[Document text]
○ ○ ○ ○ ○

Multiple oscillator models

Some models are based on the hypothesis that timing arises from a population of elements oscillating at different frequencies [39,40]. These multiple-oscillator models do not require integration or counting of pulses in any of the oscillators, but rely on detecting specific beats or synchronous patterns among the population of oscillators. This detection process can be performed by readout neurons that detect the coincident activity of a subset of oscillators corresponding to a specific point in time.

Labeled-line models

Other biologically inspired models have proposed that motor timing might rely on an array of neuronal elements that exhibit a spectrum of different time constants of some neuronal or synaptic property, implementing what is commonly referred to as a labeled line [37,41]. Biologically plausible implementations of such spectral, or delay line, models have been proposed, including the time constants of neurotransmitter receptors [42], the time constant of slow membrane conductances [43,44] and the decay time of inhibitory postsynaptic potentials [45,46]. In these models all elements share a common implementation, but at least one of the variables is set to a different value, which endows each unit with the ability to respond selectively to a different interval. In specialized domains, such as the auditory system of the bat, there is evidence that the duration of inhibitory postsynaptic potentials contributes to the detection of temporal windows of <50 ms. However, it seems unlikely that such mechanisms can be generalized to complex forms of temporal processing that require discrimination of the patterns generated by consecutive intervals and there is little evidence that they are involved in motor timing.

○ ○ ○ ○ ○

[Exercise]
Translate this sentence from the text on neural timing models into Spanish: "This detection process can be performed by readout neurons that detect the coincident activity of a subset of oscillators corresponding to a specific point in time." These lines come from a separate source.

Records from a data collection

○ ○ ○ ○ ○

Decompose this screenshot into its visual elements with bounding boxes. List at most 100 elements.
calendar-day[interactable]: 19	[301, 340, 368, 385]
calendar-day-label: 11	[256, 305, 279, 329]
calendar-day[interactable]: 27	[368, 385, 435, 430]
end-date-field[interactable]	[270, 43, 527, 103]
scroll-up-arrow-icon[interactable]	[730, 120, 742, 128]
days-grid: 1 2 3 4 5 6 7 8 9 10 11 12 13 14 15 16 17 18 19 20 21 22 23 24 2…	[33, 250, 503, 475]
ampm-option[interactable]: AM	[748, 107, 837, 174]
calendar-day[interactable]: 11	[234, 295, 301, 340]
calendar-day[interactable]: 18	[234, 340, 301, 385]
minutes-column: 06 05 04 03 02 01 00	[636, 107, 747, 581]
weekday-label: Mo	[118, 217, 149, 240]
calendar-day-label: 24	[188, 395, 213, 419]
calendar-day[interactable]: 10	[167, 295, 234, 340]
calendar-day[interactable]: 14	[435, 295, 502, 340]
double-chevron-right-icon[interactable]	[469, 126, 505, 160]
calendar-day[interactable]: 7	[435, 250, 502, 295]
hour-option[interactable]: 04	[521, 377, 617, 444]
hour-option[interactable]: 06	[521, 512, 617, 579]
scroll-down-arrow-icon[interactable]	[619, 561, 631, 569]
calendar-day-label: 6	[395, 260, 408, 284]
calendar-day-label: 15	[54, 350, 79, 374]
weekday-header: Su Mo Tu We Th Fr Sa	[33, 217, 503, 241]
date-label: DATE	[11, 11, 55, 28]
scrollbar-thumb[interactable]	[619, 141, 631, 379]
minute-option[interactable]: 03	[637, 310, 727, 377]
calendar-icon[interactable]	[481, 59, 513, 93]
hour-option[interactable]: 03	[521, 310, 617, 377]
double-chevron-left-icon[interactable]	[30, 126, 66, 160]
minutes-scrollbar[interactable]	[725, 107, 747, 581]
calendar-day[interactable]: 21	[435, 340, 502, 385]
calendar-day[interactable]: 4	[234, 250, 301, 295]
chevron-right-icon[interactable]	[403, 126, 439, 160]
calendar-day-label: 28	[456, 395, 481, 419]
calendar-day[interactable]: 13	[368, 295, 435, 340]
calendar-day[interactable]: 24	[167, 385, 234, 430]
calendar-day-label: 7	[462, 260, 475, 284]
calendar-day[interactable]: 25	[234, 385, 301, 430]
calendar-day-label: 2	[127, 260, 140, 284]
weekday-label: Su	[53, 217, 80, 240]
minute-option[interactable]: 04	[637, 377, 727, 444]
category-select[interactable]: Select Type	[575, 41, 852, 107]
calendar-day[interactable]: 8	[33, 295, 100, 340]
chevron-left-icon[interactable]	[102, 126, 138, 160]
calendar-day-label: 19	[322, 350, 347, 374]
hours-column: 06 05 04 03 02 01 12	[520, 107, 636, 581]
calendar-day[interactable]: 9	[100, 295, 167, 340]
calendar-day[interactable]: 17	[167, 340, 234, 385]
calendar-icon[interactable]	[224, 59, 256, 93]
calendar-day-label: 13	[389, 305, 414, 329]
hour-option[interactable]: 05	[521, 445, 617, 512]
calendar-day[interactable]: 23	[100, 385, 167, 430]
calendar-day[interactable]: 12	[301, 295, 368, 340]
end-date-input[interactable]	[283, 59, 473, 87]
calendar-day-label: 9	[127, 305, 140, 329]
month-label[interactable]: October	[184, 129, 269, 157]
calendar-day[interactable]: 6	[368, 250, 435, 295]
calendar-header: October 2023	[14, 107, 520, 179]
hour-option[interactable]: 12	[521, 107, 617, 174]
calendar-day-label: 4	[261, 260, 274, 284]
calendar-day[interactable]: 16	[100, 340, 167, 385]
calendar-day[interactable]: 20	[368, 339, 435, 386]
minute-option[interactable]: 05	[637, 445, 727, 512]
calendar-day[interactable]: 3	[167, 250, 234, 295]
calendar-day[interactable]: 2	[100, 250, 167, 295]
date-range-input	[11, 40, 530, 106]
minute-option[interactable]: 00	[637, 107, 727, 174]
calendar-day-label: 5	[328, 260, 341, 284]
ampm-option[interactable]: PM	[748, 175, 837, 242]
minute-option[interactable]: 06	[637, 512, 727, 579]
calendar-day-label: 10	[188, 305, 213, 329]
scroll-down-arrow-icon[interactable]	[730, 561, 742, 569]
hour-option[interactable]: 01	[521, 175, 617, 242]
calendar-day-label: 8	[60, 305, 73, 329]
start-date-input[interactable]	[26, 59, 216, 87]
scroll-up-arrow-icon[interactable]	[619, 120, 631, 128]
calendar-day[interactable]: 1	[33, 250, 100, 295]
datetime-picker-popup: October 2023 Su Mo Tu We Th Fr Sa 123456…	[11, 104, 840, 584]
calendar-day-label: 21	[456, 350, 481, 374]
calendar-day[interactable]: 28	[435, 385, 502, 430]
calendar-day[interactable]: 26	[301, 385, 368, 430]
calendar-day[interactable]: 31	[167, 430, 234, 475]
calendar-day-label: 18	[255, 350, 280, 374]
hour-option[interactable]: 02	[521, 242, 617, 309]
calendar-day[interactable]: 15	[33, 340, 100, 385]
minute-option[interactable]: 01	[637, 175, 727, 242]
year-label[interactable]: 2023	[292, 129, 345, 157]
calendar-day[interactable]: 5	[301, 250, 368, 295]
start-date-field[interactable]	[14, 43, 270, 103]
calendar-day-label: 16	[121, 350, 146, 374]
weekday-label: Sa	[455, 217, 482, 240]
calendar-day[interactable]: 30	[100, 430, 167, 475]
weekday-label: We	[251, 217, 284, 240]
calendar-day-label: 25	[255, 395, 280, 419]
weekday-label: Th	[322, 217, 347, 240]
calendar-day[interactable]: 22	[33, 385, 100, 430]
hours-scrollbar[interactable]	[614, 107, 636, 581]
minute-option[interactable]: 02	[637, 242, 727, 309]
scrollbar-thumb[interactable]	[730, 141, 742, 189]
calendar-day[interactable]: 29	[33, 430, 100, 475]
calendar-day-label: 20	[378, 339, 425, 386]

○ ○ ○ ○ ○

[The answer]
Este proceso de detección puede ser realizado por neuronas de lectura que detectan la actividad coincidente de un subconjunto de osciladores correspondiente a un punto específico en el tiempo.